- [Data to process]

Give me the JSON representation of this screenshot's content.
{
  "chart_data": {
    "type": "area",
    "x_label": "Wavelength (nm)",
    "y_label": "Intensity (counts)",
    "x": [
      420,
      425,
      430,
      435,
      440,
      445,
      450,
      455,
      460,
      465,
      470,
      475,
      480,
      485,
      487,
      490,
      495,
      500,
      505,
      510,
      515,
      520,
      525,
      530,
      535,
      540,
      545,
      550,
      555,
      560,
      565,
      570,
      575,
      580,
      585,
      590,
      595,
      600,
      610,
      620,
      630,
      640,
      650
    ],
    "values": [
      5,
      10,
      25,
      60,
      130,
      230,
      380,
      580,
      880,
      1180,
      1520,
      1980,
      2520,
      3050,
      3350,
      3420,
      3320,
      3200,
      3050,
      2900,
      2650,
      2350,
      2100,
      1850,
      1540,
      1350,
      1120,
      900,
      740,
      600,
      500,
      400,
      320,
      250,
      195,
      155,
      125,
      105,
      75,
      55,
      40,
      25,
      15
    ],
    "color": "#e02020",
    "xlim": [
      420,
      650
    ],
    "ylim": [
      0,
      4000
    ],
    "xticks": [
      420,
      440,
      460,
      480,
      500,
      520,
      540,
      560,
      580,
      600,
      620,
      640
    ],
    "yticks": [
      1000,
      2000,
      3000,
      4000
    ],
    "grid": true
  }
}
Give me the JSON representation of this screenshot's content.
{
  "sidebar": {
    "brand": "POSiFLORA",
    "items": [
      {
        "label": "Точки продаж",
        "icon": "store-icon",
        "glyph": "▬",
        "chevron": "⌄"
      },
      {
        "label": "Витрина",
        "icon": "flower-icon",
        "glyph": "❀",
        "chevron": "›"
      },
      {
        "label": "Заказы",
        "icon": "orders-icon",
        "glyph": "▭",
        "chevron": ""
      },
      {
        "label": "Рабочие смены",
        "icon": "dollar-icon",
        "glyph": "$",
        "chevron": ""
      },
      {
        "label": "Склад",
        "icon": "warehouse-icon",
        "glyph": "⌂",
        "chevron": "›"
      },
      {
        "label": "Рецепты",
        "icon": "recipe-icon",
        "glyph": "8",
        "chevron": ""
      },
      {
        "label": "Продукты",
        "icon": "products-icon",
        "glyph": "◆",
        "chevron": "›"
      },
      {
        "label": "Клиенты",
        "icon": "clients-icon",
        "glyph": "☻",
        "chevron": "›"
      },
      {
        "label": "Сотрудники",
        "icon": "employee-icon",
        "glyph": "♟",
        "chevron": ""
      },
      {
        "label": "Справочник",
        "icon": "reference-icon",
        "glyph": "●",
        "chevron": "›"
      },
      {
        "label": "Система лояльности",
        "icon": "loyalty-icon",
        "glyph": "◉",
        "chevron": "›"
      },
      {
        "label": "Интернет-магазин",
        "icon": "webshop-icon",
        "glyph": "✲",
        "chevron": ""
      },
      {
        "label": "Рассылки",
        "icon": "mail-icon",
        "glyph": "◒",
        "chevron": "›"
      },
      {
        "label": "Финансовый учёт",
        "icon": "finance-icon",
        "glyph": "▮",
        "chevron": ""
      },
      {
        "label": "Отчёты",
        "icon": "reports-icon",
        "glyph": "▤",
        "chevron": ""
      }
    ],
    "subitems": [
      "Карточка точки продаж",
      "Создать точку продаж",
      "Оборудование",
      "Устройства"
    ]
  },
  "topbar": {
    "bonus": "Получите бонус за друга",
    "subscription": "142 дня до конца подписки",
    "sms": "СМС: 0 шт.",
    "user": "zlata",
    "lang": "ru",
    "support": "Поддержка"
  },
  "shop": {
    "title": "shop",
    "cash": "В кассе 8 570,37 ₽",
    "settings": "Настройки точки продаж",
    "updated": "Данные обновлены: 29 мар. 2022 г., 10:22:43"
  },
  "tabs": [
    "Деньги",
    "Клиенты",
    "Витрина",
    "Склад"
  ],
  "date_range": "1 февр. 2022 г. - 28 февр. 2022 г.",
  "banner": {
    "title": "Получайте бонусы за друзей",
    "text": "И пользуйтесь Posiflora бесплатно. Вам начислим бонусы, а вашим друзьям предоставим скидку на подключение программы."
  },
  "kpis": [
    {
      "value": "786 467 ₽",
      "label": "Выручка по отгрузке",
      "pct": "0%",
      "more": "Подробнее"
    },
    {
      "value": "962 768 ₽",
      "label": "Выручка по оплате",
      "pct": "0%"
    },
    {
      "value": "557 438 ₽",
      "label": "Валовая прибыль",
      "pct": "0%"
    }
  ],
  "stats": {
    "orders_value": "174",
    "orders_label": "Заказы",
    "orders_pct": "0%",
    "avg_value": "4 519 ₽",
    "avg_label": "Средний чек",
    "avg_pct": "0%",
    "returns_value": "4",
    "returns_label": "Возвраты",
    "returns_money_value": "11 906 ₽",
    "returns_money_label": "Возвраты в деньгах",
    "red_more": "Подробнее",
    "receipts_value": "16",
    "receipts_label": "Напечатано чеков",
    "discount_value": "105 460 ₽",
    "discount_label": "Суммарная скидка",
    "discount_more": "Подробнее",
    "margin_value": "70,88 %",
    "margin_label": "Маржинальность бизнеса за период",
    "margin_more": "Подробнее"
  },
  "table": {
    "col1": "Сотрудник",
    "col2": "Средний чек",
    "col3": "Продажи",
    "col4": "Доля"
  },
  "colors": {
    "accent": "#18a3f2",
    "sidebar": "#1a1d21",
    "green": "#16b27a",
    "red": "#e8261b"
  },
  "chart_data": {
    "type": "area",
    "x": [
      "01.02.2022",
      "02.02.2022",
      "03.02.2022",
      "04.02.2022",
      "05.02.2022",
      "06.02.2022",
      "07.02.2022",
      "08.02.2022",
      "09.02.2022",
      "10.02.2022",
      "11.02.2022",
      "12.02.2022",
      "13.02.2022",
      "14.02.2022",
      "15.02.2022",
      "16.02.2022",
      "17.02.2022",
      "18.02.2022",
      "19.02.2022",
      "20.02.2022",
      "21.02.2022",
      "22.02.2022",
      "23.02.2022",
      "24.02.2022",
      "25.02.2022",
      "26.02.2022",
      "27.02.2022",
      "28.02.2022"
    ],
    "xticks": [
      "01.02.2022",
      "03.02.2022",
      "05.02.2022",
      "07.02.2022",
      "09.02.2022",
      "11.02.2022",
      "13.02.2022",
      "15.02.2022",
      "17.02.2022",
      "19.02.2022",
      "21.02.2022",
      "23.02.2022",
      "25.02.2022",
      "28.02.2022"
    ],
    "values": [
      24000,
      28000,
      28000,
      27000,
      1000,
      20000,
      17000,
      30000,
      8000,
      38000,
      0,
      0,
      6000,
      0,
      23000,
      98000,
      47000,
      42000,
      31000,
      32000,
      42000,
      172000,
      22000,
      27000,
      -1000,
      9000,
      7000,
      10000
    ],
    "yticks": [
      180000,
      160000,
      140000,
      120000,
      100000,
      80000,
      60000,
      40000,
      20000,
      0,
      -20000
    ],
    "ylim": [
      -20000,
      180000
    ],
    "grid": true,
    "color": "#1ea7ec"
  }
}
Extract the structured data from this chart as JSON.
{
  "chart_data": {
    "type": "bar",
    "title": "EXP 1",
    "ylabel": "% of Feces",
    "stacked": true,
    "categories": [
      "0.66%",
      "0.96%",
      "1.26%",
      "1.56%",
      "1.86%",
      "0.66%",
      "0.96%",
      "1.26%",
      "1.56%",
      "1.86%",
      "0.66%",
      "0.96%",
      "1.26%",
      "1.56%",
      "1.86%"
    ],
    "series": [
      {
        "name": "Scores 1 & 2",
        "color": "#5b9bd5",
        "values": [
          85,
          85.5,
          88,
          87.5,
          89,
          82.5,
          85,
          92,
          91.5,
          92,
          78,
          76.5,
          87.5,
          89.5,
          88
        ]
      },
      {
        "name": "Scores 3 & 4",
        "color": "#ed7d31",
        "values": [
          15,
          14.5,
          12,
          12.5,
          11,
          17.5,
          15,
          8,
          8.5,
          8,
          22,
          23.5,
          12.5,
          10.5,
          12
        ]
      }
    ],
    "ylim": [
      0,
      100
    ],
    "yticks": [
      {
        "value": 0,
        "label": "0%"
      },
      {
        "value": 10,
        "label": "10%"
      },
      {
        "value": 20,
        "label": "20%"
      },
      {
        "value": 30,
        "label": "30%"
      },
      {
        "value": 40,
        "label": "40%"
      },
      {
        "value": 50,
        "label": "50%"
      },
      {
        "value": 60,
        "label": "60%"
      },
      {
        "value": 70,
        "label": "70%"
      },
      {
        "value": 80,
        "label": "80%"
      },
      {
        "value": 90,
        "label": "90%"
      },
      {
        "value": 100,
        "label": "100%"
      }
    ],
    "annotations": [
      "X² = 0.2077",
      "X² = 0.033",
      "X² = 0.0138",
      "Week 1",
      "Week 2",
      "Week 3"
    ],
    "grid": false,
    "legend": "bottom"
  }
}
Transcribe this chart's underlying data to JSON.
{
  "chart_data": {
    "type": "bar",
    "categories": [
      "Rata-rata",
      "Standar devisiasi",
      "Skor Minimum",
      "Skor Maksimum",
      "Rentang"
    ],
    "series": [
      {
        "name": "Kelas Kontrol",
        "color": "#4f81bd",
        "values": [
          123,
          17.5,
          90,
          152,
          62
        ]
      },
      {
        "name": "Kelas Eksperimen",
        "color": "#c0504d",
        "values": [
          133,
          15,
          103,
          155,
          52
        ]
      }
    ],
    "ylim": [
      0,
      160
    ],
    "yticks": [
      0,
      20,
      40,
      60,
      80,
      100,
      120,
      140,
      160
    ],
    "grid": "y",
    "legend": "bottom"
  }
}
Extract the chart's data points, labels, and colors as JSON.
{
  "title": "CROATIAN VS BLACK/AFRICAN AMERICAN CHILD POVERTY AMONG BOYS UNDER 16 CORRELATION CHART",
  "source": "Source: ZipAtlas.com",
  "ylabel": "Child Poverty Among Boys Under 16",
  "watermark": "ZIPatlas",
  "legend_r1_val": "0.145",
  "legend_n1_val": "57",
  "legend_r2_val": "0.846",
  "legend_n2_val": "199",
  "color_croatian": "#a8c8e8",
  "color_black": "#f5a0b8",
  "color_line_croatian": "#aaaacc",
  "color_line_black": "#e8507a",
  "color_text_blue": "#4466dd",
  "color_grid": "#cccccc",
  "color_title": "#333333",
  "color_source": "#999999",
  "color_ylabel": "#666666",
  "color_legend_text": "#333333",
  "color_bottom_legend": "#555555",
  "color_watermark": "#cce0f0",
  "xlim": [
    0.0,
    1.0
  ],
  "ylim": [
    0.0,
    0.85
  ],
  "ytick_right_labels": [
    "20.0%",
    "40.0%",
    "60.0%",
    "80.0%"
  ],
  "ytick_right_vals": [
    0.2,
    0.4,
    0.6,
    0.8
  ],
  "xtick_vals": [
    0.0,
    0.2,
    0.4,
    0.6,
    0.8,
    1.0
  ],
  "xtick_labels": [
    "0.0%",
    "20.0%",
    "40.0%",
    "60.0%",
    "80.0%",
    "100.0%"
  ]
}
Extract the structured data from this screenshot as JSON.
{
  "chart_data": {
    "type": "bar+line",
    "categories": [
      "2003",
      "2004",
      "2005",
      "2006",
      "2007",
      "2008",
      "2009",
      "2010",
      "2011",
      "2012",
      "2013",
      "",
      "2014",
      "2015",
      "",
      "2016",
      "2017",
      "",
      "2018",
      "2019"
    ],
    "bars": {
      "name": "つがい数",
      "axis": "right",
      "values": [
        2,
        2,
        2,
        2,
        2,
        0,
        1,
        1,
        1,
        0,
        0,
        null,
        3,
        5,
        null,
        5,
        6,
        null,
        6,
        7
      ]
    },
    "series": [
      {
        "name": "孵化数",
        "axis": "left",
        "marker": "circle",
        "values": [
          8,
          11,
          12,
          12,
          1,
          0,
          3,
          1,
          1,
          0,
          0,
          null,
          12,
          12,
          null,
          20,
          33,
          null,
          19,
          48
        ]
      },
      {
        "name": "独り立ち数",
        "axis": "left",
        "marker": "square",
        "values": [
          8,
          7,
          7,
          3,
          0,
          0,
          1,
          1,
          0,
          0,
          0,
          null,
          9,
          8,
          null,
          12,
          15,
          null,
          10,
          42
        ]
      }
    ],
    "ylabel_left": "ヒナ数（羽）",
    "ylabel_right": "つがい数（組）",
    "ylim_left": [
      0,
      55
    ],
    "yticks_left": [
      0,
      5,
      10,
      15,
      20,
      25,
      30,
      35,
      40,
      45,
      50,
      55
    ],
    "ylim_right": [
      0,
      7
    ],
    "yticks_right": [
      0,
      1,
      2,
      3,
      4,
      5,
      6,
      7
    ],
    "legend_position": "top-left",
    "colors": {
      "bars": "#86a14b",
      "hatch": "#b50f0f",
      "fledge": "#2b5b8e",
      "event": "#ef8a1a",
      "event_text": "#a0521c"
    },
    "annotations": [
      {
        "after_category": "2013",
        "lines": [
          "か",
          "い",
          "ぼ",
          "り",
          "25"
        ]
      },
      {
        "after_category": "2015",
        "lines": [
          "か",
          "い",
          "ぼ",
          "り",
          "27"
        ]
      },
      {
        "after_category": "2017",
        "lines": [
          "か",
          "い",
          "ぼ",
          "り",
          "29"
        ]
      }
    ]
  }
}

- [Exercise instructions] Only the number is wanted: how many lines in the entries above contain the word "Средний"?

- [Output below] 2